[Exercise]
Count every line where "JSON" occurs. Give the total alone.

[Data for this task]

-- BEGIN --

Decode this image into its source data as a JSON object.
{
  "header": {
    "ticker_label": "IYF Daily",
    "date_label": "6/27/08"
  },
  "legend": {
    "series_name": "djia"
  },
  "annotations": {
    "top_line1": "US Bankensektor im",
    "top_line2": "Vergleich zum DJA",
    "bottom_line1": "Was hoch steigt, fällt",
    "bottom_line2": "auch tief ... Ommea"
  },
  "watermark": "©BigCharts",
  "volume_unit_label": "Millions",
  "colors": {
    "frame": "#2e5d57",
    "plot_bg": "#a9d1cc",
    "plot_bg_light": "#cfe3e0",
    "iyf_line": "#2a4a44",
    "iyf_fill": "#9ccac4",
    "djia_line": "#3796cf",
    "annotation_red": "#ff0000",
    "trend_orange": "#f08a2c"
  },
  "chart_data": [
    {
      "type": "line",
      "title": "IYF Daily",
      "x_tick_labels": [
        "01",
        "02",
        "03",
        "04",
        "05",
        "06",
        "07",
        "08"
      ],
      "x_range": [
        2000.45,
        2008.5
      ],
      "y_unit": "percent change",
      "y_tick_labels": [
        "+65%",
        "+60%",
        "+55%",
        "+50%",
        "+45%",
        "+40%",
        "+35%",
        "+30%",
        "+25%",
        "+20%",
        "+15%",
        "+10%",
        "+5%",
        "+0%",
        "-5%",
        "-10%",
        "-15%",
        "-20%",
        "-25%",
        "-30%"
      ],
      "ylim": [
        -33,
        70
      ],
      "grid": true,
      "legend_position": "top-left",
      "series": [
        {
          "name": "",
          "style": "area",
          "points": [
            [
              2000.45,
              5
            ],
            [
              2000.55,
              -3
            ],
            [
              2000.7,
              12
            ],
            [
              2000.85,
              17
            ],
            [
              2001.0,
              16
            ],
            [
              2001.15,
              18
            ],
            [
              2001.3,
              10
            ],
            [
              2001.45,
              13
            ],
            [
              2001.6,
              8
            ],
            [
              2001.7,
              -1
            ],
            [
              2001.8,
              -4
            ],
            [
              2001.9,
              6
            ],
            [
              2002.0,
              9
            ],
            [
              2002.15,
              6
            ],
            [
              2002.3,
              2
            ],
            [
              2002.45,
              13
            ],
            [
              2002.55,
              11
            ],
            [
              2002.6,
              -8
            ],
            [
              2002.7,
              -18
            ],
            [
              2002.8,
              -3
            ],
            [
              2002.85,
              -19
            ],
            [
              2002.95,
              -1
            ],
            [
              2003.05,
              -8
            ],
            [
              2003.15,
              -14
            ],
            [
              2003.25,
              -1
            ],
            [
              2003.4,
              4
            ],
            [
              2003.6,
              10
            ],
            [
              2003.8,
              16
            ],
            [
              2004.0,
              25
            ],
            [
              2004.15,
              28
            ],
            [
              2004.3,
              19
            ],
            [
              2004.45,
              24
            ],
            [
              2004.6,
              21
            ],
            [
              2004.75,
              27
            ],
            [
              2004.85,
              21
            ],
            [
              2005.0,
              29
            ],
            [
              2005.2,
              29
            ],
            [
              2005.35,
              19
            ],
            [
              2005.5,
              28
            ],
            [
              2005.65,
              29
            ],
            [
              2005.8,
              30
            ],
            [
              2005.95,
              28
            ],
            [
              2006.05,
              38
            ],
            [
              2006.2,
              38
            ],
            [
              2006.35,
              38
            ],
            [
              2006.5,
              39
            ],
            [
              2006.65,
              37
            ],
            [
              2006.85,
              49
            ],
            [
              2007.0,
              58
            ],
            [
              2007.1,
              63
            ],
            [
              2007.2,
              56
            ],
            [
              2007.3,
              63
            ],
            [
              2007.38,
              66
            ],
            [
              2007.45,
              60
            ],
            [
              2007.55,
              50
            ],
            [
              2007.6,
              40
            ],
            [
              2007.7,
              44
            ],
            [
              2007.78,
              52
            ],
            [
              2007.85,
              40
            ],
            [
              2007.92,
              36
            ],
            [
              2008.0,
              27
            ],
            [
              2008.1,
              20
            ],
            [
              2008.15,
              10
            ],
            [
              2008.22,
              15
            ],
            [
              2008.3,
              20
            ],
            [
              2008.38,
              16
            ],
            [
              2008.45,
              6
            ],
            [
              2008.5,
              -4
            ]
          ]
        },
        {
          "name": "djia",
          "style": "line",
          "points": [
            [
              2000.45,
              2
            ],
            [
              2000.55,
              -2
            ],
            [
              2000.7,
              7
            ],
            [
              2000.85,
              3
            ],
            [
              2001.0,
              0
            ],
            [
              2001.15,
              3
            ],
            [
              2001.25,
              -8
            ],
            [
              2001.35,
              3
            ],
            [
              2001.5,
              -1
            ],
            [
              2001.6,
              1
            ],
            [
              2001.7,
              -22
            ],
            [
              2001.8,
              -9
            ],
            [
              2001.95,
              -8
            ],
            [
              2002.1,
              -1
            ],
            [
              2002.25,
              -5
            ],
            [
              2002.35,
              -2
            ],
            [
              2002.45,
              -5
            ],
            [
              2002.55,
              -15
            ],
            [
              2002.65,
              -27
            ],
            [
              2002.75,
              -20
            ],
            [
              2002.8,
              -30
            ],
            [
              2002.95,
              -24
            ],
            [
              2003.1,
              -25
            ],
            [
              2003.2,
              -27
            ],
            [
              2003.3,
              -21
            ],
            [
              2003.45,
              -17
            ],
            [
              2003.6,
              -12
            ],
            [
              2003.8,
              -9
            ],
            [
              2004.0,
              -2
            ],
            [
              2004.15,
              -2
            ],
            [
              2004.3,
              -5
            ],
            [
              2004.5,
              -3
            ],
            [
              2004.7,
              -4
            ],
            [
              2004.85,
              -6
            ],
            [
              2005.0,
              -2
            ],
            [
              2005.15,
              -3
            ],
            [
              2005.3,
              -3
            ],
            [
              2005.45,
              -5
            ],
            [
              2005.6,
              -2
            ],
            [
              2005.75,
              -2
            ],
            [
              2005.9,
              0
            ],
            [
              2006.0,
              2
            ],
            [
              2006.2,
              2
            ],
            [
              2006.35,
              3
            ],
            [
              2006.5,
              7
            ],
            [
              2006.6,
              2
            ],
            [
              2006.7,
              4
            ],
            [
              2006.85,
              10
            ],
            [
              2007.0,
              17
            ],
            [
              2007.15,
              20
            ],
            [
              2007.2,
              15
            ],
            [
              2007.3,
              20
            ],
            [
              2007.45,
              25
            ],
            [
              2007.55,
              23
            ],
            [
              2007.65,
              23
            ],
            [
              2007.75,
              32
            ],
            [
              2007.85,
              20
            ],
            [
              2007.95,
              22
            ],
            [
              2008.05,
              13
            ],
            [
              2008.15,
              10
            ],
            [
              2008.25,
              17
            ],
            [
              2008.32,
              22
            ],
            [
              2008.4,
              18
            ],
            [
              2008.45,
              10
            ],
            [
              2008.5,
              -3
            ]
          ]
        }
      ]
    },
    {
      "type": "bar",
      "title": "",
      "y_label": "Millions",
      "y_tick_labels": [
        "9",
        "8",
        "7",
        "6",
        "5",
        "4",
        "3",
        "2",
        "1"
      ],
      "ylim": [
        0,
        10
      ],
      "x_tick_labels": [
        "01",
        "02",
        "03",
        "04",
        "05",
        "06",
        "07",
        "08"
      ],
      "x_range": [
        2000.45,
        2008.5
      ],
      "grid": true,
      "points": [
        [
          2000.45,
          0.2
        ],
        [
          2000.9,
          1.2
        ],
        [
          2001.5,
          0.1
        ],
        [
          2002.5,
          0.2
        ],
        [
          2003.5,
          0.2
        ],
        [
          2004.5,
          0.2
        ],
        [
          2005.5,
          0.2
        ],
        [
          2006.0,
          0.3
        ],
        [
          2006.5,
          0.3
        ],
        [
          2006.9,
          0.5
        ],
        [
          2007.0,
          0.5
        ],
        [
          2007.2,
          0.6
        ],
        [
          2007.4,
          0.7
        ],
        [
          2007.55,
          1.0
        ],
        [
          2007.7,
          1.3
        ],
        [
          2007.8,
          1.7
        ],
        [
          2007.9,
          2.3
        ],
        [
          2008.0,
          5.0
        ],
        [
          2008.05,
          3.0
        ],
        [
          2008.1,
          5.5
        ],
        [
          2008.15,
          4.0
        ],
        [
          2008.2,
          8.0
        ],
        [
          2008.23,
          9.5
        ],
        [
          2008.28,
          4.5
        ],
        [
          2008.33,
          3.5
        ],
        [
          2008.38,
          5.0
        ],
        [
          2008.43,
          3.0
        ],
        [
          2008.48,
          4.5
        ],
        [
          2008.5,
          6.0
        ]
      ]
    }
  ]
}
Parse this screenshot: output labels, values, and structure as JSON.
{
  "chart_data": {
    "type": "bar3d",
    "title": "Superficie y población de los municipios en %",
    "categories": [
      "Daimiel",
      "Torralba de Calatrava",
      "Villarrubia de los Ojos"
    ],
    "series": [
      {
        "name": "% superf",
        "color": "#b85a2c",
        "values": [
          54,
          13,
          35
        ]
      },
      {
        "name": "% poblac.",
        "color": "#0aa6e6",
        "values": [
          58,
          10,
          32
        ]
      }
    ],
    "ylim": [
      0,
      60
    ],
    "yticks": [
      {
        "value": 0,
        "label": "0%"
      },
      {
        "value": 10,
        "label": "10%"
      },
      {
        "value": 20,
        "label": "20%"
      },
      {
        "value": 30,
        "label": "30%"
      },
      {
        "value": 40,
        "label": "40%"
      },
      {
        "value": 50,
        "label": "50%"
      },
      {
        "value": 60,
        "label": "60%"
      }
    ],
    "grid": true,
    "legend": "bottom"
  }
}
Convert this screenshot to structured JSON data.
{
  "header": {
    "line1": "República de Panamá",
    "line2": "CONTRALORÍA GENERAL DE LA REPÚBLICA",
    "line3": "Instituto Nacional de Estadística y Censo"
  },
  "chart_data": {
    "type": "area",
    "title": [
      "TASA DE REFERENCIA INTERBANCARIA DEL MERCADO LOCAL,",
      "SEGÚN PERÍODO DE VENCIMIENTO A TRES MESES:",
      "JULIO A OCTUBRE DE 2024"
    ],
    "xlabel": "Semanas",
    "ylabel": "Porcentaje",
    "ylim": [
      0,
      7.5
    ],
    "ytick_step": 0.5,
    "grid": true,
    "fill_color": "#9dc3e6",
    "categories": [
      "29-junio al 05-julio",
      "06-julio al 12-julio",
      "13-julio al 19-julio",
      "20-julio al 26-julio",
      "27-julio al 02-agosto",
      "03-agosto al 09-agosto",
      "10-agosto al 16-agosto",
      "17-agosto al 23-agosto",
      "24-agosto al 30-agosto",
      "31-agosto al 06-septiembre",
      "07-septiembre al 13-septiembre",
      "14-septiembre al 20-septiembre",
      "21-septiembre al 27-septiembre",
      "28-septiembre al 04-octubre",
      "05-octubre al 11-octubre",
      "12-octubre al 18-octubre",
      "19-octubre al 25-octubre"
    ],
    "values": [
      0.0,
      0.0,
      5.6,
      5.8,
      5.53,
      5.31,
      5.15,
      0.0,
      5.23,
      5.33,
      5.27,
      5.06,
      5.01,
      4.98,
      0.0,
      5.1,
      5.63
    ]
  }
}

-- END --

[The completed task]
3